- WHAT YOU NEED TO DO -
Retype every entry word for word.

Collected data
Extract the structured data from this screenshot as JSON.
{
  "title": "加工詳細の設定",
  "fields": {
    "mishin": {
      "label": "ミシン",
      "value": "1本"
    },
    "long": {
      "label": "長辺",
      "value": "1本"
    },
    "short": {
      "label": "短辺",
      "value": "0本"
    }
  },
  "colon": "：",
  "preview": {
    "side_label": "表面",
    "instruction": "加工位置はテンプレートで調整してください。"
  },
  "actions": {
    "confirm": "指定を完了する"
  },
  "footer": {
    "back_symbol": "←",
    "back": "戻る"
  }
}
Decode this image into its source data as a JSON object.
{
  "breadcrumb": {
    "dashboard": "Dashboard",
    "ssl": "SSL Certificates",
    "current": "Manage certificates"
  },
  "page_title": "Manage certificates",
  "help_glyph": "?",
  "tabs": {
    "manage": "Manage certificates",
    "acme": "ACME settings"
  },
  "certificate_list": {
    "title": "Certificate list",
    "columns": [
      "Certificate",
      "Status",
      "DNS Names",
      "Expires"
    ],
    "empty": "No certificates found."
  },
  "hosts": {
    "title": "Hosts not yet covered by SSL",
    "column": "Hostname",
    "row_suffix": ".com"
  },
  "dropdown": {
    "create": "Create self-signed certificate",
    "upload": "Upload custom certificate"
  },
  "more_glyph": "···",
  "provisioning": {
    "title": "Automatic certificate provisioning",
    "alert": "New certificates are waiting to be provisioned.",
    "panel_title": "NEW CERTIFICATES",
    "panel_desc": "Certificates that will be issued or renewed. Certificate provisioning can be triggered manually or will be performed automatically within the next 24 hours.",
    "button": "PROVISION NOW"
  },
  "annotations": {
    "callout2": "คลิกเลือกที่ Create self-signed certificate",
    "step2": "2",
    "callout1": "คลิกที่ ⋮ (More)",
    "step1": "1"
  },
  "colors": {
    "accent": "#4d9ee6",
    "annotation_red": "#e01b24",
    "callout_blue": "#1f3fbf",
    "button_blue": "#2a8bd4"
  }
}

- ANSWER TO THE PROBLEM -
Extract the structured data from this screenshot as JSON.
{
  "title": "加工詳細の設定",
  "fields": {
    "mishin": {
      "label": "ミシン",
      "value": "1本"
    },
    "long": {
      "label": "長辺",
      "value": "1本"
    },
    "short": {
      "label": "短辺",
      "value": "0本"
    }
  },
  "colon": "：",
  "preview": {
    "side_label": "表面",
    "instruction": "加工位置はテンプレートで調整してください。"
  },
  "actions": {
    "confirm": "指定を完了する"
  },
  "footer": {
    "back_symbol": "←",
    "back": "戻る"
  }
}
Decode this image into its source data as a JSON object.
{
  "breadcrumb": {
    "dashboard": "Dashboard",
    "ssl": "SSL Certificates",
    "current": "Manage certificates"
  },
  "page_title": "Manage certificates",
  "help_glyph": "?",
  "tabs": {
    "manage": "Manage certificates",
    "acme": "ACME settings"
  },
  "certificate_list": {
    "title": "Certificate list",
    "columns": [
      "Certificate",
      "Status",
      "DNS Names",
      "Expires"
    ],
    "empty": "No certificates found."
  },
  "hosts": {
    "title": "Hosts not yet covered by SSL",
    "column": "Hostname",
    "row_suffix": ".com"
  },
  "dropdown": {
    "create": "Create self-signed certificate",
    "upload": "Upload custom certificate"
  },
  "more_glyph": "···",
  "provisioning": {
    "title": "Automatic certificate provisioning",
    "alert": "New certificates are waiting to be provisioned.",
    "panel_title": "NEW CERTIFICATES",
    "panel_desc": "Certificates that will be issued or renewed. Certificate provisioning can be triggered manually or will be performed automatically within the next 24 hours.",
    "button": "PROVISION NOW"
  },
  "annotations": {
    "callout2": "คลิกเลือกที่ Create self-signed certificate",
    "step2": "2",
    "callout1": "คลิกที่ ⋮ (More)",
    "step1": "1"
  },
  "colors": {
    "accent": "#4d9ee6",
    "annotation_red": "#e01b24",
    "callout_blue": "#1f3fbf",
    "button_blue": "#2a8bd4"
  }
}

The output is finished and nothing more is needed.